Find the lines with the string "structured" and return them.

-----

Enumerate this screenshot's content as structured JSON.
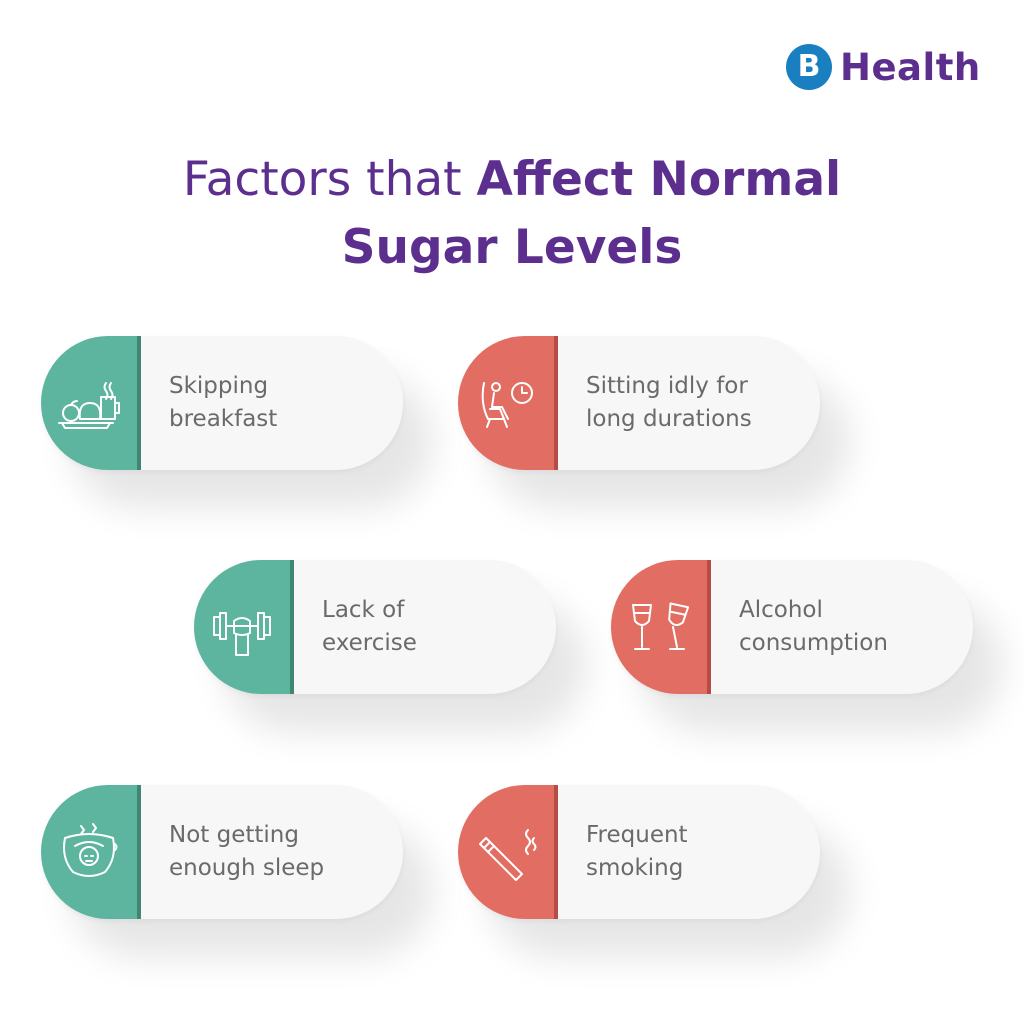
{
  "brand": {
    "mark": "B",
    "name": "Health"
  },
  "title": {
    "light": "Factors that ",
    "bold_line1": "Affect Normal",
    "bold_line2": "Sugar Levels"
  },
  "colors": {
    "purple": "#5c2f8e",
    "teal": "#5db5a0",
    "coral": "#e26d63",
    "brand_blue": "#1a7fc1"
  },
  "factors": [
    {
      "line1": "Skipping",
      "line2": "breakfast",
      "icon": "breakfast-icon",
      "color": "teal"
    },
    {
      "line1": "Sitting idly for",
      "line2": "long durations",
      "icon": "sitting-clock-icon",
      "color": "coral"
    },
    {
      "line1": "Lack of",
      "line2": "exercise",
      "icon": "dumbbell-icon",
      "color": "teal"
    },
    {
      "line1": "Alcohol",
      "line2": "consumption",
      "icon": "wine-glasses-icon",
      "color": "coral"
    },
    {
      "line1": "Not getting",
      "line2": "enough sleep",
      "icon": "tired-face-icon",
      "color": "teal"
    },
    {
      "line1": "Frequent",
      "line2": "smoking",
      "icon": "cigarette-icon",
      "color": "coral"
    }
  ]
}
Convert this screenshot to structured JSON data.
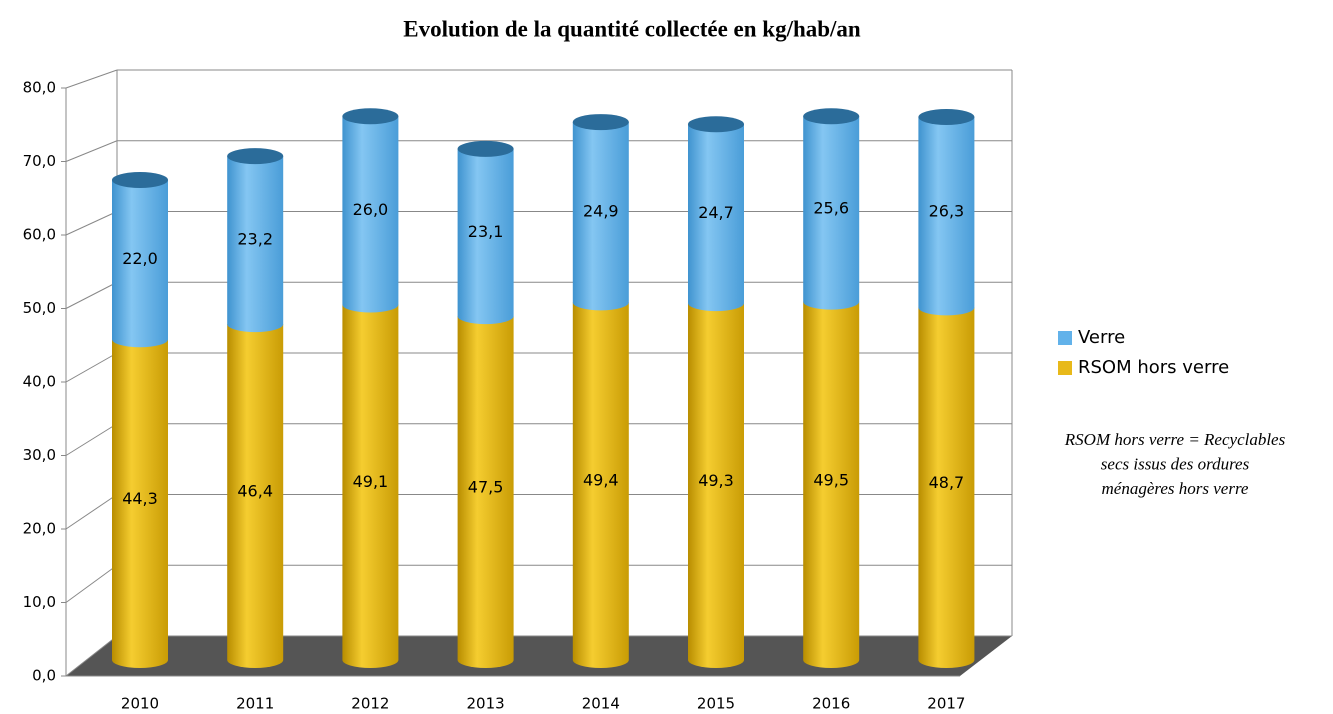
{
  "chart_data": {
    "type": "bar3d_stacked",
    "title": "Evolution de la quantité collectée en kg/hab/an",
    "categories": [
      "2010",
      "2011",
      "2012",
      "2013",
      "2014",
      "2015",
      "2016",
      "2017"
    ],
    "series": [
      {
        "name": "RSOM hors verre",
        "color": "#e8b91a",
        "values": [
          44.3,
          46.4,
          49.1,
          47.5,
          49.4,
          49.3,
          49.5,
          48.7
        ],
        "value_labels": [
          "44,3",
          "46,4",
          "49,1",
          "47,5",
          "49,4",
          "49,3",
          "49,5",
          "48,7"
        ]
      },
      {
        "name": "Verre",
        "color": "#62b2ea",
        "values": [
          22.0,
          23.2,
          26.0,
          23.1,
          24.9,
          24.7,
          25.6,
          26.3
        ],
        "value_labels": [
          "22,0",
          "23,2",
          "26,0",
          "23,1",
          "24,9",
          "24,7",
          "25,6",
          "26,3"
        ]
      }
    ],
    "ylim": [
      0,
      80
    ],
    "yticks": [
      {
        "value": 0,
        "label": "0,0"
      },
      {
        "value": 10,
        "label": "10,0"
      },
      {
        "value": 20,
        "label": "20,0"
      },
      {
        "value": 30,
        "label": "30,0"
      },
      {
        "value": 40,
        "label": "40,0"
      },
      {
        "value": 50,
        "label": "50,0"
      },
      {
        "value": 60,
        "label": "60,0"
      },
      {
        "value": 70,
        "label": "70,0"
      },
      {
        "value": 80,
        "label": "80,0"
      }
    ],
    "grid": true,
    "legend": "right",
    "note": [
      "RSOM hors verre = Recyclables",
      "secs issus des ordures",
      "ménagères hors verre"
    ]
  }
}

-----

> **Output below**
Enumerate this screenshot's content as structured JSON.
Convert this screenshot to structured JSON data.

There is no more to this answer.